Problem
Output an exact reproduction of the data.

━━━ Available records ━━━

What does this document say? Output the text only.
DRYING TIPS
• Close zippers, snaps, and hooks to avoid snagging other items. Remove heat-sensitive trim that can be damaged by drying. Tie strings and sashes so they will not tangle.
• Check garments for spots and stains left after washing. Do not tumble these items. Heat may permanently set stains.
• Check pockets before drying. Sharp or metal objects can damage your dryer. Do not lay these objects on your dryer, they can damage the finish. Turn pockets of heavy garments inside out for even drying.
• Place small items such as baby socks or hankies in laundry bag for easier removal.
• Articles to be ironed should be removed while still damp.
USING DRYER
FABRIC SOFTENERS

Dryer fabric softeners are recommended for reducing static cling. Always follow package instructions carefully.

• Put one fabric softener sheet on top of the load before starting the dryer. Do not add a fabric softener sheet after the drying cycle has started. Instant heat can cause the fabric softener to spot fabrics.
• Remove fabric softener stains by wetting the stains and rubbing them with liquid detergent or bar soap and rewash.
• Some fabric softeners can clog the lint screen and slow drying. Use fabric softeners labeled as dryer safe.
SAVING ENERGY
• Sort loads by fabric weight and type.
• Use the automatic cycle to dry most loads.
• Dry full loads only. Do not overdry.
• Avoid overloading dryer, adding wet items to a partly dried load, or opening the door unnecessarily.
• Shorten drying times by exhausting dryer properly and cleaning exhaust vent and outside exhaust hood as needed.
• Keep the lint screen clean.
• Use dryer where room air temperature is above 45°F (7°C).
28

━━━

Task response
What does this document say? Output the text only.
DRYING TIPS
• Close zippers, snaps, and hooks to avoid snagging other items. Remove heat-sensitive trim that can be damaged by drying. Tie strings and sashes so they will not tangle.
• Check garments for spots and stains left after washing. Do not tumble these items. Heat may permanently set stains.
• Check pockets before drying. Sharp or metal objects can damage your dryer. Do not lay these objects on your dryer, they can damage the finish. Turn pockets of heavy garments inside out for even drying.
• Place small items such as baby socks or hankies in laundry bag for easier removal.
• Articles to be ironed should be removed while still damp.
USING DRYER
FABRIC SOFTENERS

Dryer fabric softeners are recommended for reducing static cling. Always follow package instructions carefully.

• Put one fabric softener sheet on top of the load before starting the dryer. Do not add a fabric softener sheet after the drying cycle has started. Instant heat can cause the fabric softener to spot fabrics.
• Remove fabric softener stains by wetting the stains and rubbing them with liquid detergent or bar soap and rewash.
• Some fabric softeners can clog the lint screen and slow drying. Use fabric softeners labeled as dryer safe.
SAVING ENERGY
• Sort loads by fabric weight and type.
• Use the automatic cycle to dry most loads.
• Dry full loads only. Do not overdry.
• Avoid overloading dryer, adding wet items to a partly dried load, or opening the door unnecessarily.
• Shorten drying times by exhausting dryer properly and cleaning exhaust vent and outside exhaust hood as needed.
• Keep the lint screen clean.
• Use dryer where room air temperature is above 45°F (7°C).
28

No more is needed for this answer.